SHORT PROBLEM: Scan the entries below for the word "explorer". Copy each line that has it.

Dataset records:
____________________

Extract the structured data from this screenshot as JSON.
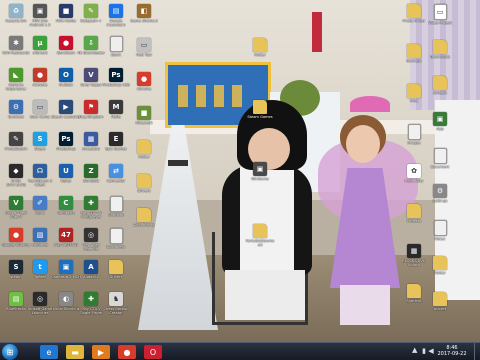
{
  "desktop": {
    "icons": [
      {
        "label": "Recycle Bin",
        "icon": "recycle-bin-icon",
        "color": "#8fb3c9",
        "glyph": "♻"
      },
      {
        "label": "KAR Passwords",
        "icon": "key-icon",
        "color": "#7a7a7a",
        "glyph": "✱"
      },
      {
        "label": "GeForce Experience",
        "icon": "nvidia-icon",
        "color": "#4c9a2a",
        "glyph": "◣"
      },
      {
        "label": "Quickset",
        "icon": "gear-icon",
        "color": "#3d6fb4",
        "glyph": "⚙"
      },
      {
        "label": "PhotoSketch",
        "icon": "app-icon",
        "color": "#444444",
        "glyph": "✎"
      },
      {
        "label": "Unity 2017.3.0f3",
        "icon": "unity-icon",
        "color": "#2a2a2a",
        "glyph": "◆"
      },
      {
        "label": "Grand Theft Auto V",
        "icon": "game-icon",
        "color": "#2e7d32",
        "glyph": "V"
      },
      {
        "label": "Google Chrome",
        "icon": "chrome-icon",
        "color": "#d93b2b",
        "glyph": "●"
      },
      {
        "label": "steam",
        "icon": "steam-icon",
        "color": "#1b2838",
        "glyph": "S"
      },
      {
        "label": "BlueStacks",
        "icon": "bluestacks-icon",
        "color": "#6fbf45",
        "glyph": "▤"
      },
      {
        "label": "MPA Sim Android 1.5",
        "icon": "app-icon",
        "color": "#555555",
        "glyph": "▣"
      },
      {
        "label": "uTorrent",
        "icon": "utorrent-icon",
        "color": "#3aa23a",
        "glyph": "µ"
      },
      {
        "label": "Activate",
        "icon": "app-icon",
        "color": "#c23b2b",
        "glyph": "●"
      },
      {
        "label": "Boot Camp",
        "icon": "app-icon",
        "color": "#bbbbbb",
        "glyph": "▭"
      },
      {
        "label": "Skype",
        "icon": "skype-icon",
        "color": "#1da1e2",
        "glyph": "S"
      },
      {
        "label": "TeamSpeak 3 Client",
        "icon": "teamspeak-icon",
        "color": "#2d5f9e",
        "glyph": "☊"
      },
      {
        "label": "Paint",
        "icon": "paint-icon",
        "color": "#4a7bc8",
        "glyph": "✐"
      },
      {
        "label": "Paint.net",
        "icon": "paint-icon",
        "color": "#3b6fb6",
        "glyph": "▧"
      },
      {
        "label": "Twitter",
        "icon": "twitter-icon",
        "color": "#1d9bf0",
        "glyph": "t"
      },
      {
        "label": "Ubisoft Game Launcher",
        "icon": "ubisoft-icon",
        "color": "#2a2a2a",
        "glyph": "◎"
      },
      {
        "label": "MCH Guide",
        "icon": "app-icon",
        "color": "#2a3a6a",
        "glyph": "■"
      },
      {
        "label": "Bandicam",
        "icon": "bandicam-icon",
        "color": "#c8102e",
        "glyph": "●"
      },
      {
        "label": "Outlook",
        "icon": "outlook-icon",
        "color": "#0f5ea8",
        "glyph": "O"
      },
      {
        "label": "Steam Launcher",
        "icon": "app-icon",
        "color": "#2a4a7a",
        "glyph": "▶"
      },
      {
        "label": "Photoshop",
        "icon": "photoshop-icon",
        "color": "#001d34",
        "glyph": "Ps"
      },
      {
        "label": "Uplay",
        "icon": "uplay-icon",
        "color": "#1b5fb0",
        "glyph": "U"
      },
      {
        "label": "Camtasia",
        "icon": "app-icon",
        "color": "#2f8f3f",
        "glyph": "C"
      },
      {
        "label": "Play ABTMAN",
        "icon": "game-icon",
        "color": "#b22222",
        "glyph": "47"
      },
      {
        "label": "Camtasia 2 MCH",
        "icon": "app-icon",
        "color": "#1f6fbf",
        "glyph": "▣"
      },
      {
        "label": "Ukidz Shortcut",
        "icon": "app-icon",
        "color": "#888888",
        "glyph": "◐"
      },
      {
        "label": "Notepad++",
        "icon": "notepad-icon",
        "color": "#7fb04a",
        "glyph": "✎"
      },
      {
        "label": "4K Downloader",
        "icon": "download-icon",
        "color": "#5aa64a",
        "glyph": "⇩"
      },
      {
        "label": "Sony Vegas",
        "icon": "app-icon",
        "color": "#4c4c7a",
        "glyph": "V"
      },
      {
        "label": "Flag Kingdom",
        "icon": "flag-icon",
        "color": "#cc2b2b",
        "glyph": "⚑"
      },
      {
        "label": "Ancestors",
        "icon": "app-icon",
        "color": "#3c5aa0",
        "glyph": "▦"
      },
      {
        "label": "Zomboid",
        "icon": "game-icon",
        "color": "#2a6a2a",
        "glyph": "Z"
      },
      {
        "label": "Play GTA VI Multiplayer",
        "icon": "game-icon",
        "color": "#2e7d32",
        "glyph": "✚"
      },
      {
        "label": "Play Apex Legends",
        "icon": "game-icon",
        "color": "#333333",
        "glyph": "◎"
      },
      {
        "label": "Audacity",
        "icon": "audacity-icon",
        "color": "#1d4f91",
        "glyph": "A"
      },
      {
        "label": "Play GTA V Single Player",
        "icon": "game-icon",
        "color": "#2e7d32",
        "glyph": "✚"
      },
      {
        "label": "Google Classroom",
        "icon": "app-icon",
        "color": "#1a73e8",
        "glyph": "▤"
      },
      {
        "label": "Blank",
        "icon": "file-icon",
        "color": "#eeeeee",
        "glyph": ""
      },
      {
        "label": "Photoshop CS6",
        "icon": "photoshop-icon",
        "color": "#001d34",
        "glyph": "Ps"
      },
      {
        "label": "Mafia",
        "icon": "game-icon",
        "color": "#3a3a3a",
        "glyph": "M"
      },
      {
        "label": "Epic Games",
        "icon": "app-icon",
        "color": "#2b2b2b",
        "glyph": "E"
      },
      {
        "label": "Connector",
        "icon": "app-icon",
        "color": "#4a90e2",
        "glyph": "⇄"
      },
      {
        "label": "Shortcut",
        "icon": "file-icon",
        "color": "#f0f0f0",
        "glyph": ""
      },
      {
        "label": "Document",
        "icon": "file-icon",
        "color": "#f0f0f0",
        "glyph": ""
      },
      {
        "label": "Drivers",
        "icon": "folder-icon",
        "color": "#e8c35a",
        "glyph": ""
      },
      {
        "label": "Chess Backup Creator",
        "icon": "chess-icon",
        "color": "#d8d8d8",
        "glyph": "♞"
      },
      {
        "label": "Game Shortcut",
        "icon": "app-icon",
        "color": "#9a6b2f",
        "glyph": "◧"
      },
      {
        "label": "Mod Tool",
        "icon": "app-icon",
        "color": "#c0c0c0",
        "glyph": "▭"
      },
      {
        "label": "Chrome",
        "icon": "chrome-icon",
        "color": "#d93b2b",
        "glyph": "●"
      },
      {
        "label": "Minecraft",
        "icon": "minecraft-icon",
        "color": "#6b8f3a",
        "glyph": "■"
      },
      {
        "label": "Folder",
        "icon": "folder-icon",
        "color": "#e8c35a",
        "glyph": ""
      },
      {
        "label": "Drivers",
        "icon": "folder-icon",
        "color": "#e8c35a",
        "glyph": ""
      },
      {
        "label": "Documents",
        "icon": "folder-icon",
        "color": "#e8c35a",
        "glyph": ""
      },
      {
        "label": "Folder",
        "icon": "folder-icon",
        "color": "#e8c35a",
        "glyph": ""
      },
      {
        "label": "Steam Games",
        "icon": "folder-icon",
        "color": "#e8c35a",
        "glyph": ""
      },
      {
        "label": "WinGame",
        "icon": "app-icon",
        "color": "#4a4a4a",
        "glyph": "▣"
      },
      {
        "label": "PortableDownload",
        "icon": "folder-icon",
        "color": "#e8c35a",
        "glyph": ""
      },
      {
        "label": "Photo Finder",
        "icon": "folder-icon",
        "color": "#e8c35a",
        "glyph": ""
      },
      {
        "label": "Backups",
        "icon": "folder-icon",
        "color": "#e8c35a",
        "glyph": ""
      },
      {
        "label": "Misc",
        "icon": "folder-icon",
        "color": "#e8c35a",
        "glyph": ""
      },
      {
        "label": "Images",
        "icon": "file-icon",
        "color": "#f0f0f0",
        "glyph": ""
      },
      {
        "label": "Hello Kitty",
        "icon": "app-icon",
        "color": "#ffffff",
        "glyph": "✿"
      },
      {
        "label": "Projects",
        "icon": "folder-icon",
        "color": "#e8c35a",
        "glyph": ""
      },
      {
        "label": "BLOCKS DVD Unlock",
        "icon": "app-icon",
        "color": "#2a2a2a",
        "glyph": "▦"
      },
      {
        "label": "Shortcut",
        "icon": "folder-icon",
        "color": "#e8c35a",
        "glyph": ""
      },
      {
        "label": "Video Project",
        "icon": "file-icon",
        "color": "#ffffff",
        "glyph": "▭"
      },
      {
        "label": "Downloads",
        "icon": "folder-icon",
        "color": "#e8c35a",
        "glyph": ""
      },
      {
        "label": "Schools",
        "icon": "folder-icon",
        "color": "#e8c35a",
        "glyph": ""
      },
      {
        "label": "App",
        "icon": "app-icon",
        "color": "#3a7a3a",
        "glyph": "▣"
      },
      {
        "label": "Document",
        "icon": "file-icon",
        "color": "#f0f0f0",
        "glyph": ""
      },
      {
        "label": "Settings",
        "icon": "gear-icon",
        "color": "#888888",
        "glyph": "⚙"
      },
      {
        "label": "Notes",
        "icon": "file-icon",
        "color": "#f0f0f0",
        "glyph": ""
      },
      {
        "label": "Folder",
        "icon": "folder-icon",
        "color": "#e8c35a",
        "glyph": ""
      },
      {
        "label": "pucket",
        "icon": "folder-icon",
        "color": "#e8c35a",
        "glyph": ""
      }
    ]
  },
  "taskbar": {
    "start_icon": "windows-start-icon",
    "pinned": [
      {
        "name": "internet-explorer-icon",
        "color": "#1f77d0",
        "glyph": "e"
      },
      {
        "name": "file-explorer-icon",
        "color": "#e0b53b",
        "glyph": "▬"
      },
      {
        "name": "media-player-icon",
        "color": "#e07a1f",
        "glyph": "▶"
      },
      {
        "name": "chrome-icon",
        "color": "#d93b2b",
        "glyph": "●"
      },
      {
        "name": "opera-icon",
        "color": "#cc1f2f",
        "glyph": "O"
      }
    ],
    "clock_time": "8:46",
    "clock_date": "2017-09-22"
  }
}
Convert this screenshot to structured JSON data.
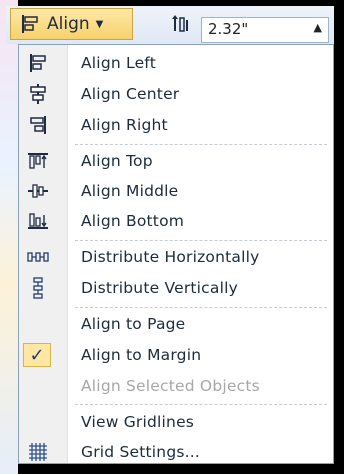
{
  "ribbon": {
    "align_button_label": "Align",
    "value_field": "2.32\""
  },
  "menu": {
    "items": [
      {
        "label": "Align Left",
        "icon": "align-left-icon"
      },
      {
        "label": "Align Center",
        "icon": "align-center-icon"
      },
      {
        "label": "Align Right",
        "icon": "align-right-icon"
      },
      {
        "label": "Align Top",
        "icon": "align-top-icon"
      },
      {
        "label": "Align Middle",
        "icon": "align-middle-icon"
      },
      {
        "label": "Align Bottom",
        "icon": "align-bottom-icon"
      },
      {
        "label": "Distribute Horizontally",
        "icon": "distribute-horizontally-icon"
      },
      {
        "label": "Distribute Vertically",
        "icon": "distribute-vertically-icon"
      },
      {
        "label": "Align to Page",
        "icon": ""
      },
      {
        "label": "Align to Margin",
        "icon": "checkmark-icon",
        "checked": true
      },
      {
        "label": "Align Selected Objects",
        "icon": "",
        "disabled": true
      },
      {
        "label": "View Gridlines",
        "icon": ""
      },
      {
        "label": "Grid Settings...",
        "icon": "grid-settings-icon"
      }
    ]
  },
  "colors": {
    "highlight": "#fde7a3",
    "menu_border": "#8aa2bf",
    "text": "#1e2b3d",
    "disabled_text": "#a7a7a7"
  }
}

____________________

RESULT OF THE EXERCISE:
        "name": "internet-explorer-icon",
        "name": "file-explorer-icon",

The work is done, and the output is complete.